- Text excerpt -
Photosynthesis

Today we will be talking about photosynthesis. Now, before I start, if you haven’t already, I highly recommend that you listen to the cellular respiration episode from 2 weeks ago, because you’ll notice something cool about this when you do, trust me. Anyways, let’s get started. So, photosynthesis takes in carbon dioxide and water, and using light, creates sugar and oxygen. This is literally the reverse of cellular respiration, which means that plants, which are what do photosynthesis, can produce what they need for cellular respiration all on their own! They’re self-sustaining factories!

Now, on the topic of plants, plants are what we call autotrophs, which are organisms that make their own food, and specifically photoautotrophs, which are autotrophs that make their own food using light. Plants are super important for humans: they supply us with the oxygen we need to do cellular respiration that keeps us alive, they feed us, they shelter us (think wood), and they do a bunch of other things.

Ok, back to photosynthesis. The carbon dioxide used for photosynthesis comes in via the stoma, which is this small opening that lets in gases. Water comes in from the soil, is absorbed by the roots, and then travels up the stem of the plant into the leaves, which is where photosynthesis takes place. The light comes from the sun.

Let’s get into where photosynthesis takes place now. I know I said the leaves before, but I think being a little more specific wouldn’t hurt. Photosynthesis takes place inside plant cells. Cells are the basic unit of life which we have millions and millions of. More specifically, photosynthesis occurs in chloroplasts, which are small structures inside of plant cells. We don’t have chloroplasts because we don’t perform photosynthesis.

Photosynthesis is divided into 2 main phases: the light-dependent reaction and the Calvin Cycle.

Let’s talk about the light-dependent reactions first. These need light, as the name suggests. However, not all light is created equal. Light-dependent reactions work with blue and red wavelengths of light, but not green. The light-dependent reaction takes place in thylakoids, which are these pancake-like structures in chloroplasts. Even more specifically, it takes place in the thylakoid membrane, which is this layer of proteins and phospholipids.

Now let’s talk about how light-dependent reactions happen. They start with water coming in and being split by a water-splitting enzyme into hydrogen ions, electrons, and oxygen in a process called photolysis. It takes 2 molecules of water being split to make 1 oxygen molecule. The electrons released in this process move into Photosystem 2, which is a cluster of pigments in that thylakoid membrane I was talking about earlier. Now, Photosystem 2 has this place called the reaction center in it. This reaction center absorbs all the energy from the sunlight coming in. When the electrons reach this reaction center, they become excited, and they bounce up. When they bounce up, they get captured by the ETC or Electron Transport Chain. The ETC is a series of proteins that moves these electrons from Photosystem 2 to Photosystem 1. Now, as these electrons move along the ETC, their charge draws those hydrogen ions that were released earlier through the thylakoid membrane into the hollow inside of the thylakoid. Then the electrons reach Photosystem 1, where they are excited by its reaction center, and move along yet another ETC. Finally, the electrons will combine with hydrogen ions and NADP+ to make NADPH which will be very useful for the next stage of photosynthesis, the Calvin Cycle. Those hydrogen ions that moved into the inside of the thylakoid will now move into an enzyme called ATP Synthase, which uses the energy of these flowing ions to make ATP, a type of energy.

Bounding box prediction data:
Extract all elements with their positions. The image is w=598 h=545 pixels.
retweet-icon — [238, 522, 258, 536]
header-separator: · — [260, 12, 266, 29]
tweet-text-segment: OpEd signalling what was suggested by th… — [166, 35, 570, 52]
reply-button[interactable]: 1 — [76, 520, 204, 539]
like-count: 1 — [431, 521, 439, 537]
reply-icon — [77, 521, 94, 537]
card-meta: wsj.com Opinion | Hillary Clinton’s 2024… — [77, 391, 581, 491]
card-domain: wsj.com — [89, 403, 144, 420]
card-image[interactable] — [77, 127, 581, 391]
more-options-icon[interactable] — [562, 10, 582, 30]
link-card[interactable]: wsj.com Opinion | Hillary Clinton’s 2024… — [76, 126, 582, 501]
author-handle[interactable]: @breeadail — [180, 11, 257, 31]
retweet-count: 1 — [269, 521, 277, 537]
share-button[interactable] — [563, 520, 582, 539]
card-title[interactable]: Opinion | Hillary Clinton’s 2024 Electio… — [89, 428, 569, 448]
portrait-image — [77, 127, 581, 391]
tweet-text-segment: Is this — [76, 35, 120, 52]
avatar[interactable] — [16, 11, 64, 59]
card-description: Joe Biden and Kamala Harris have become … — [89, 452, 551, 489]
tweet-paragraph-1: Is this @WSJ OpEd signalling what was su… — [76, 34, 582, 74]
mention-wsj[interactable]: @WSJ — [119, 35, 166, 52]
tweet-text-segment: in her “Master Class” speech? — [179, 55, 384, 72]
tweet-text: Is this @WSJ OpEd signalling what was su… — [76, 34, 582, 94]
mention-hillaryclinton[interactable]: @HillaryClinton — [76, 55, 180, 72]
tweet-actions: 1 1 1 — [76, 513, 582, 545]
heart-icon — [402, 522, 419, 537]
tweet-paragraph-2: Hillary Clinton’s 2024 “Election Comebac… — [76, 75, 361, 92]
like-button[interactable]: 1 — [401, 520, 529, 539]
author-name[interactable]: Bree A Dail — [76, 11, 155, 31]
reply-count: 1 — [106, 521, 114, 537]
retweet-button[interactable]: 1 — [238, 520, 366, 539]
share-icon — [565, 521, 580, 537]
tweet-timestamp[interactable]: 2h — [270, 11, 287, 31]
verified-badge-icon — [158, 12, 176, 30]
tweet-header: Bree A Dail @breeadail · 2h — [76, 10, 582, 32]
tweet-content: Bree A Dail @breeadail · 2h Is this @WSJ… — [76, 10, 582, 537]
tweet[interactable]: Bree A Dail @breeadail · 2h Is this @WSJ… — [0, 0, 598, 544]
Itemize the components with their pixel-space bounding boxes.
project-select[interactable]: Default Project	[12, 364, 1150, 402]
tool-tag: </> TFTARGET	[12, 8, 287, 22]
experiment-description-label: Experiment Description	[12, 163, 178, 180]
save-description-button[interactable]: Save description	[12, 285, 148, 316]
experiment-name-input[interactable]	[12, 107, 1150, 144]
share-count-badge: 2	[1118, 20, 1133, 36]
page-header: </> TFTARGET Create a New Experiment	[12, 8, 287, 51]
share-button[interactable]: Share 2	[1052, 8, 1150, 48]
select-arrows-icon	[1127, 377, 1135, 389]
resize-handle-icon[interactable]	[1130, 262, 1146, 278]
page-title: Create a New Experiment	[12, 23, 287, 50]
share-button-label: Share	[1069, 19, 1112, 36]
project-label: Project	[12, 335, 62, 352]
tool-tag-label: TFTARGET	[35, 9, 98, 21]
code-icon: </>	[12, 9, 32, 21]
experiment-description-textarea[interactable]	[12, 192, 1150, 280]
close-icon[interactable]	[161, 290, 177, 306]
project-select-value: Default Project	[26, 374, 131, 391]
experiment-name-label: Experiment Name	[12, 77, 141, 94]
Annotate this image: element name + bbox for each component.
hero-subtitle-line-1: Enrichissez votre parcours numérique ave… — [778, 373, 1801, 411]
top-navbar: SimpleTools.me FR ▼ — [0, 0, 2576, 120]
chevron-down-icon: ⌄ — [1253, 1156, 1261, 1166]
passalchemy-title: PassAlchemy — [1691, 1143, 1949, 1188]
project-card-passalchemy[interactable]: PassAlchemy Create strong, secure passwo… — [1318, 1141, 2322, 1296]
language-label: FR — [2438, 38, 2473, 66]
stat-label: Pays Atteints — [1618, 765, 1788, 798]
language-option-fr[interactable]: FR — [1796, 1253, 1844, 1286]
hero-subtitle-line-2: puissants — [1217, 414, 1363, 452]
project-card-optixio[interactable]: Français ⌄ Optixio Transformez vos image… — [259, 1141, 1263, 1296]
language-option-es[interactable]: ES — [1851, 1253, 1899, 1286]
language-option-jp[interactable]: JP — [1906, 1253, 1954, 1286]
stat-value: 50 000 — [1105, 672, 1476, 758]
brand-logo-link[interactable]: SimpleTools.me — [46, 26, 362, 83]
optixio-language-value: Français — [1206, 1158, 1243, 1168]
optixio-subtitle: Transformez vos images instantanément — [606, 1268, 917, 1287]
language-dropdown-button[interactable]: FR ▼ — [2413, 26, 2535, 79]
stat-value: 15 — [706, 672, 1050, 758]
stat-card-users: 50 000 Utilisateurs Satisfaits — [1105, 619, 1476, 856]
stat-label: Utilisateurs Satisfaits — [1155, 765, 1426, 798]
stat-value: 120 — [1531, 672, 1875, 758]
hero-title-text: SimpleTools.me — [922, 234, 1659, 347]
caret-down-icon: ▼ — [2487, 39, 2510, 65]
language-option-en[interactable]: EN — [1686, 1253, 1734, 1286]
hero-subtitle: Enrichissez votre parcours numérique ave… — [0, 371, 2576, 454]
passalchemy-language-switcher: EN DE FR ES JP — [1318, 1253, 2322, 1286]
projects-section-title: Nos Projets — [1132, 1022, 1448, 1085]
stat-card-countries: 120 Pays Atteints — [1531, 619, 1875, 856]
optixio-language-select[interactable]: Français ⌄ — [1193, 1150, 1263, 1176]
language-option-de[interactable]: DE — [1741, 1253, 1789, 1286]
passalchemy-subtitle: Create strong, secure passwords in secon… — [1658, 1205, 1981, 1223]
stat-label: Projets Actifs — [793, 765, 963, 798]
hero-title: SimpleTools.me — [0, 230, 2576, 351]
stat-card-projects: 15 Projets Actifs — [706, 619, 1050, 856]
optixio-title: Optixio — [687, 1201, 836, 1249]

- Tasks for this exercise -
A - According to the photosynthesis text, which wavelengths of light do the light-dependent reactions use?
B - Carry the photosynthesis text forward, starting right after its final sentence.

- Results by task -
A - Blue and red wavelengths, but not green.

B -
Ok, now let’s get into the Calvin Cycle. Unlike the light-dependent reaction, the Calvin Cycle doesn’t need light. The Calvin Cycle has 3 main phases: carbon fixation, reduction of G3P, and regeneration of RuBP. The Calvin Cycle takes place in the stroma, which is this thick fluid in the chloroplasts which surrounds those thylakoids where the light-dependent reaction takes place. The Calvin Cycle starts by taking carbon dioxide and RuBP and combining them with the help of an enzyme called RuBisCo. This new molecule is unstable, so it splits into some PGA molecules. Then, the ATP and NADPH made in the light-dependent reaction are broken down, forming ADP and NADP+ again, and electrons and a phosphorus are donated, forming G3P. Some of this G3P is transformed back into RuBP, concluding the Calvin Cycle.

So, the light-dependent reaction forms NADPH and ATP, which are needed to power the Calvin Cycle, and the Calvin Cycle forms NADP+ and ADP, which are needed to power the light-dependent reaction. Photosynthesis is kind of one big cycle.

Now, let’s talk about taking in carbon dioxide in different types of plants. Photosynthesis cannot happen at night, because there's no sunlight to power light-dependent reactions and because enzymes get deactivated in the dark. In other words, the Calvin Cycle won’t work either. A type of plant called C3 plants open their stomata (plural of stoma) during the day and close them during the night, and thus take in carbon dioxide during the day. C4 plants open their stomata when they choose, and CAM plants close them during the day and open them during the night. CAM plants want to conserve water, so they close their stomata during the scorching daytime.